**Raw data:**
* * * *

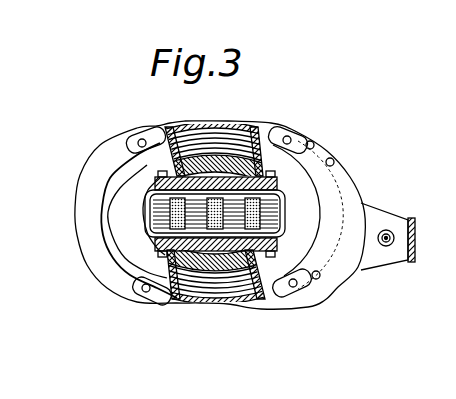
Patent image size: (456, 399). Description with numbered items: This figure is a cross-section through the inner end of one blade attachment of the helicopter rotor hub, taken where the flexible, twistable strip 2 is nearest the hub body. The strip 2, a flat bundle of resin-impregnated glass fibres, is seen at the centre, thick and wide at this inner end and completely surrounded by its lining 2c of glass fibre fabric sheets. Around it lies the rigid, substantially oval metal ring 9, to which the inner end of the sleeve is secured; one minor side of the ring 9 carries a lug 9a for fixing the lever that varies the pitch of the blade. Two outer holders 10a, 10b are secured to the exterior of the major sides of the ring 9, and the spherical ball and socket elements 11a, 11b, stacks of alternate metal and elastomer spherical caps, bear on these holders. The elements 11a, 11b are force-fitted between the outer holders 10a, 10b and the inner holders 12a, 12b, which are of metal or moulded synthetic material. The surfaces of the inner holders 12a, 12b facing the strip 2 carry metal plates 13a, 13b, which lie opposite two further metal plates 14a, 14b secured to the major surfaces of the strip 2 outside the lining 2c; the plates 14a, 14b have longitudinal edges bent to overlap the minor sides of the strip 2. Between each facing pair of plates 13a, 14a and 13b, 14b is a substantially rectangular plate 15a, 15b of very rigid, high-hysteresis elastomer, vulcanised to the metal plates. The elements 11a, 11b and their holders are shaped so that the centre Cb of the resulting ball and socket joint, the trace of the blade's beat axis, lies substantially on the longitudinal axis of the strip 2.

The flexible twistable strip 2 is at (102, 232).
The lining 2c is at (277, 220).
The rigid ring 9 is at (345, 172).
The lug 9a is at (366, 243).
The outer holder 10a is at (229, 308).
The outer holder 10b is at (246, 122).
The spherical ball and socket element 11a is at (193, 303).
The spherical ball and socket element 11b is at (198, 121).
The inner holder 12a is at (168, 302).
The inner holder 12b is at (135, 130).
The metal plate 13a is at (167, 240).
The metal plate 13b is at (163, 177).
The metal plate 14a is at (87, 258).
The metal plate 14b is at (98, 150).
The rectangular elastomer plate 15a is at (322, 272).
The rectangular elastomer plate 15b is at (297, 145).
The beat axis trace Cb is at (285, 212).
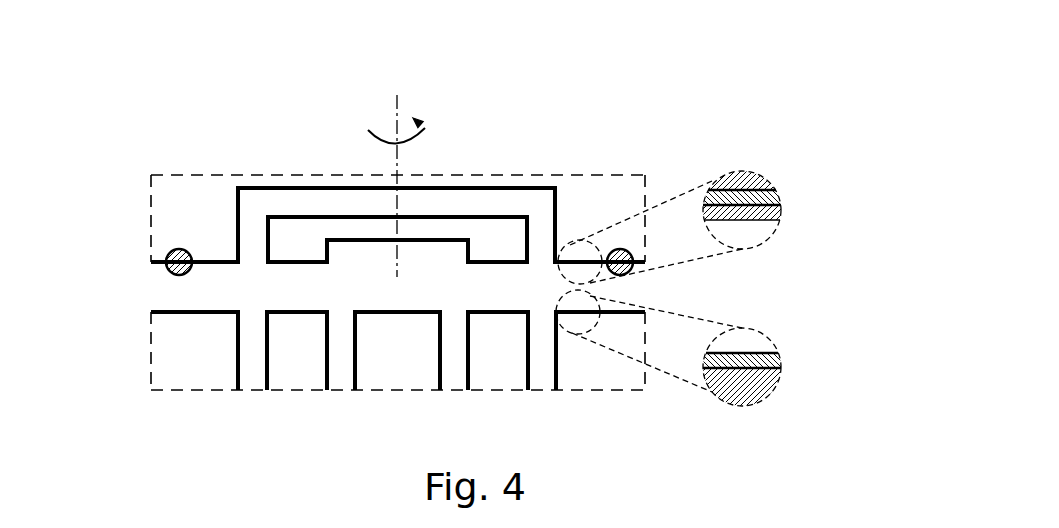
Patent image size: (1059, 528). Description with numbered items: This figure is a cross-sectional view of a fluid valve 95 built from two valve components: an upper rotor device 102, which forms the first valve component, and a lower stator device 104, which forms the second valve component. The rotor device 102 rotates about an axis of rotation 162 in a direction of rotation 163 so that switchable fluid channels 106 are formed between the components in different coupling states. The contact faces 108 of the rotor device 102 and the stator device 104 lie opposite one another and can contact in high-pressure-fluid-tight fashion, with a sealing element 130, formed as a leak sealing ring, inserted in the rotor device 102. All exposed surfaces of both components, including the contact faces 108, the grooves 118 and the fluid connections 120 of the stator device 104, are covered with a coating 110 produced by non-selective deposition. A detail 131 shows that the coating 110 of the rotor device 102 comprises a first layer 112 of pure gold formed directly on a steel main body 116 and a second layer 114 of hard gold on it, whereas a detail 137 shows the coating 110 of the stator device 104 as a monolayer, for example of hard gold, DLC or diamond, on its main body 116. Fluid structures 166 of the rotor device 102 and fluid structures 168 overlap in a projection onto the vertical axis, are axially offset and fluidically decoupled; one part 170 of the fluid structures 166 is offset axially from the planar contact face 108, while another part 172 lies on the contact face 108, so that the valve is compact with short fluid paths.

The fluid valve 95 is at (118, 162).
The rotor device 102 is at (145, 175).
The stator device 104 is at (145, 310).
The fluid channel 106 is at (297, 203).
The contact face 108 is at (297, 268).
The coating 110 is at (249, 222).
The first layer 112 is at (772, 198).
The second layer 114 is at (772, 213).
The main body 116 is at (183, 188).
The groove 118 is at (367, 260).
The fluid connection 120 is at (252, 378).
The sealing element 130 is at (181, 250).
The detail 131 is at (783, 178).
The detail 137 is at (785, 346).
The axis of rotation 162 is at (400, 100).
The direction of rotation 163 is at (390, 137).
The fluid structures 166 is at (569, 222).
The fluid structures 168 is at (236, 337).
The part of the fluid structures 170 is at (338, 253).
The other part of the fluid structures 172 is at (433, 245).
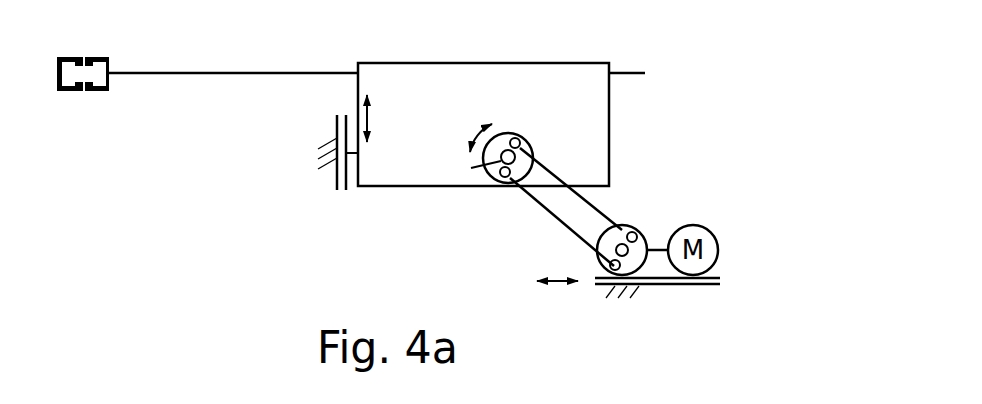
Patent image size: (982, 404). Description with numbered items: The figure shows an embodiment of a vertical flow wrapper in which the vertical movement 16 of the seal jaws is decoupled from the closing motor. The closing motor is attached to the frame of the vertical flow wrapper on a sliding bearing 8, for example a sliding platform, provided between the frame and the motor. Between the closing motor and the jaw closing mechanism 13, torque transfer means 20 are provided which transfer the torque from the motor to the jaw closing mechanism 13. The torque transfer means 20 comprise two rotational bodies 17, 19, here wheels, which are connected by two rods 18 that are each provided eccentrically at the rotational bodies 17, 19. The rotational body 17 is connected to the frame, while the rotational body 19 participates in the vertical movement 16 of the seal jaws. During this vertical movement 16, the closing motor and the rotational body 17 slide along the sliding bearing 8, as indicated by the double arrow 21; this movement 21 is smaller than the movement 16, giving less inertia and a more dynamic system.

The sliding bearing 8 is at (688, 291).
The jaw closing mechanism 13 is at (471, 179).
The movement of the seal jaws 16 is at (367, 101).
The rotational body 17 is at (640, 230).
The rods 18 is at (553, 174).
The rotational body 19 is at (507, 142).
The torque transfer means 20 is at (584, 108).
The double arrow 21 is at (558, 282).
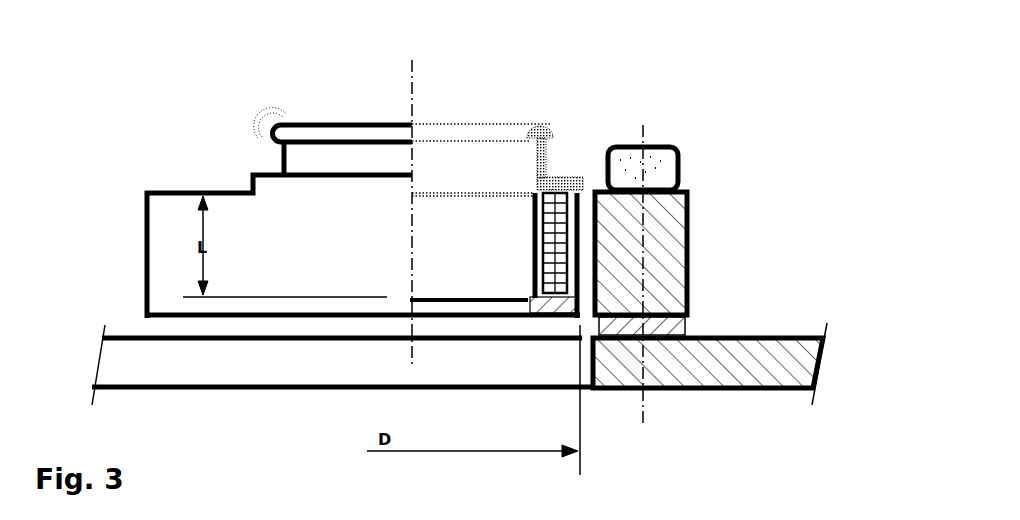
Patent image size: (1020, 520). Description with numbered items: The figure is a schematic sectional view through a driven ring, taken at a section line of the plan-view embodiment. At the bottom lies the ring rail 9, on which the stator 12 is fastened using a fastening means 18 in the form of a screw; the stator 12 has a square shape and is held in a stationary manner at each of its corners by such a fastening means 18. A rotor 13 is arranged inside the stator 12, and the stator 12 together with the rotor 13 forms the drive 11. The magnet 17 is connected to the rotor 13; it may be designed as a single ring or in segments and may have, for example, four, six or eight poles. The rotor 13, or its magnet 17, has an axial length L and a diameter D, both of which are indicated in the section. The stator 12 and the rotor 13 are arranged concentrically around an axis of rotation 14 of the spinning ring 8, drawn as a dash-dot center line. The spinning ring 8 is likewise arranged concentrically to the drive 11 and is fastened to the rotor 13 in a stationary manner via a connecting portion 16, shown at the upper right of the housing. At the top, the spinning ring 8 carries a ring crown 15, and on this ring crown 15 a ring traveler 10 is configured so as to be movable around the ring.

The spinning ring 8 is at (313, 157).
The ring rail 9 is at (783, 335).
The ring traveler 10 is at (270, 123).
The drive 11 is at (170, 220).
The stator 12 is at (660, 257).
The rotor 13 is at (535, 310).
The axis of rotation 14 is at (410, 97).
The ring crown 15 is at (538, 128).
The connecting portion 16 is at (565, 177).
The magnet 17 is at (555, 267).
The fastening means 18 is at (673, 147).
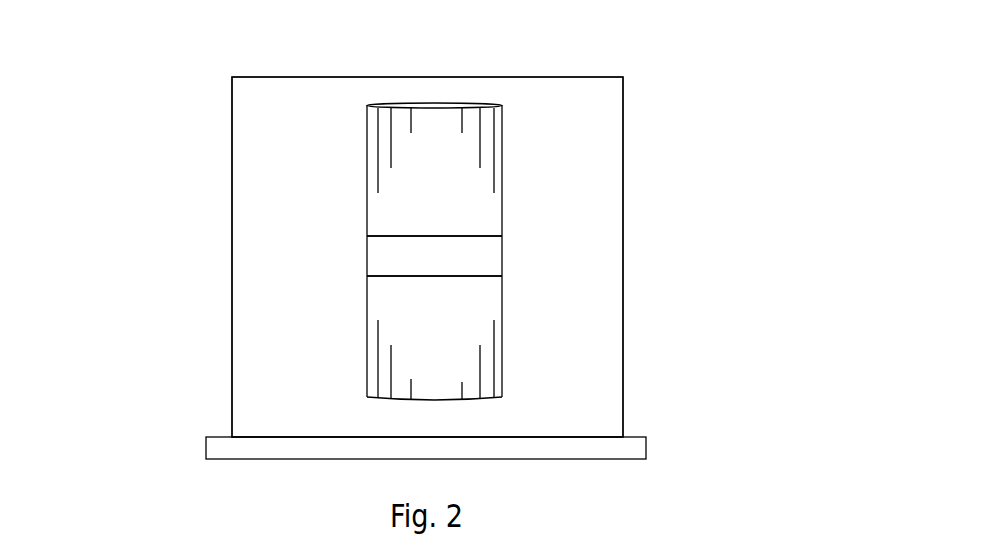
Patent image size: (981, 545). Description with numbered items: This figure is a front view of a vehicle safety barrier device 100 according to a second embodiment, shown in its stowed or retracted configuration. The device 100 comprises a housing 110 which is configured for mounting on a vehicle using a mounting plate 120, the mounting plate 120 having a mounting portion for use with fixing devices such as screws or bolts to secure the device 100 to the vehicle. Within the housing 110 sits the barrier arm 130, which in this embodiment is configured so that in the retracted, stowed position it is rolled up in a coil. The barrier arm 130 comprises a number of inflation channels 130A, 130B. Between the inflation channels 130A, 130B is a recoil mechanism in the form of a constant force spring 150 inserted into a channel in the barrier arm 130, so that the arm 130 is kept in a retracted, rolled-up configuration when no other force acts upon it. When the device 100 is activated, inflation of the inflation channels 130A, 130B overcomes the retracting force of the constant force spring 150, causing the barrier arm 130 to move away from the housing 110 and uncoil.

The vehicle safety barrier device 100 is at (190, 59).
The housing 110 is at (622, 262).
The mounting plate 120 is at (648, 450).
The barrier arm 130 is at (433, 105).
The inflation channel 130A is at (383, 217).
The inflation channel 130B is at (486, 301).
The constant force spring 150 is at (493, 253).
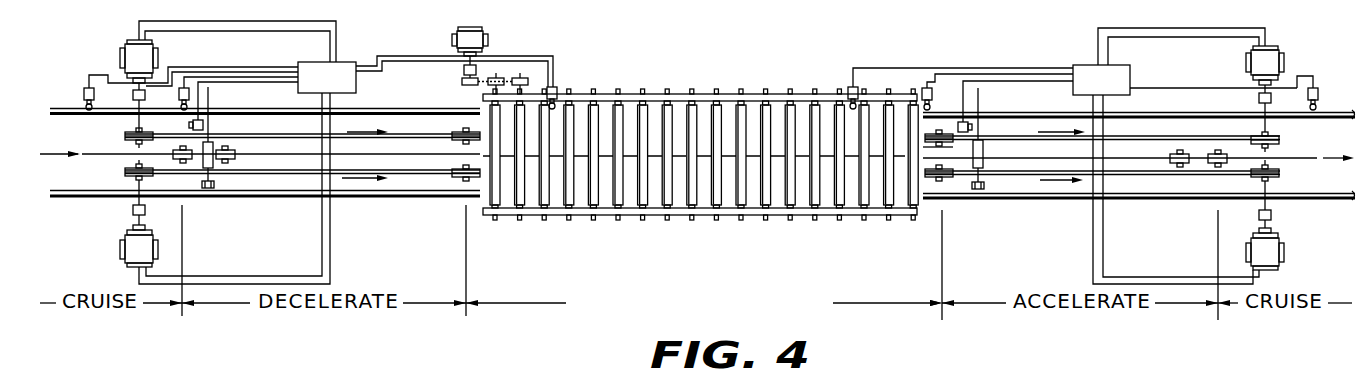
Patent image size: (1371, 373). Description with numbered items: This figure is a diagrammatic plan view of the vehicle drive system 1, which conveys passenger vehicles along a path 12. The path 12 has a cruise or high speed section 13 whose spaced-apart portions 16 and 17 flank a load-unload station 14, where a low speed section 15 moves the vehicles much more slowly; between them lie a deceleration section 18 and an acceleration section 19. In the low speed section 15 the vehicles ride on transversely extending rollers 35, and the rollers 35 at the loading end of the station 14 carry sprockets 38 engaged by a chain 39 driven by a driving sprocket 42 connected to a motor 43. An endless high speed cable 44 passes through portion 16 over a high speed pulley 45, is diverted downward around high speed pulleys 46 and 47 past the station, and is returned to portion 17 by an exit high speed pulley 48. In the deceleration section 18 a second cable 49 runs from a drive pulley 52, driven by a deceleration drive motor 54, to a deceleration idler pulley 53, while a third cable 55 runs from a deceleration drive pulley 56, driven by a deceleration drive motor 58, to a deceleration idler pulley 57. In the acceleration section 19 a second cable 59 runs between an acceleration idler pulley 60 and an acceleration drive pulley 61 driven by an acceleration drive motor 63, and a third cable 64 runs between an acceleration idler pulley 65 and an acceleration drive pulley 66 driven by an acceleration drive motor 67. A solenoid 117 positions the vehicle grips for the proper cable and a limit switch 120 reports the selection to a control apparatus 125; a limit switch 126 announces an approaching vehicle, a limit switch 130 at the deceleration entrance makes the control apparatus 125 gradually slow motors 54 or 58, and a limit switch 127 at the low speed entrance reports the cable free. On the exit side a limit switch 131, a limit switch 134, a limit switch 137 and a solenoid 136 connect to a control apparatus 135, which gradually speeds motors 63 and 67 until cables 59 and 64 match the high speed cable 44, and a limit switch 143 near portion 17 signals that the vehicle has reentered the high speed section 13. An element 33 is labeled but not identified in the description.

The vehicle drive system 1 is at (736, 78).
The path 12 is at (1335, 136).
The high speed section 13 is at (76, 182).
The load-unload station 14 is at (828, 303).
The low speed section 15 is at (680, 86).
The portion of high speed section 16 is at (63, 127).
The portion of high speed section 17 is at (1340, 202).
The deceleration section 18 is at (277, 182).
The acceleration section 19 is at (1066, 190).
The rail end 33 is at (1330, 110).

* * * *

**Work to do:**
Copy out verbatim everything in the records above from the line containing "Patent image size: (982, 404)." down to the line containing "The double arrow 21 is at (558, 282).", with both of those lines included.

**Correct result:**
Patent image size: (982, 404). Description with numbered items: The figure shows an embodiment of a vertical flow wrapper in which the vertical movement 16 of the seal jaws is decoupled from the closing motor. The closing motor is attached to the frame of the vertical flow wrapper on a sliding bearing 8, for example a sliding platform, provided between the frame and the motor. Between the closing motor and the jaw closing mechanism 13, torque transfer means 20 are provided which transfer the torque from the motor to the jaw closing mechanism 13. The torque transfer means 20 comprise two rotational bodies 17, 19, here wheels, which are connected by two rods 18 that are each provided eccentrically at the rotational bodies 17, 19. The rotational body 17 is connected to the frame, while the rotational body 19 participates in the vertical movement 16 of the seal jaws. During this vertical movement 16, the closing motor and the rotational body 17 slide along the sliding bearing 8, as indicated by the double arrow 21; this movement 21 is smaller than the movement 16, giving less inertia and a more dynamic system.

The sliding bearing 8 is at (688, 291).
The jaw closing mechanism 13 is at (471, 179).
The movement of the seal jaws 16 is at (367, 101).
The rotational body 17 is at (640, 230).
The rods 18 is at (553, 174).
The rotational body 19 is at (507, 142).
The torque transfer means 20 is at (584, 108).
The double arrow 21 is at (558, 282).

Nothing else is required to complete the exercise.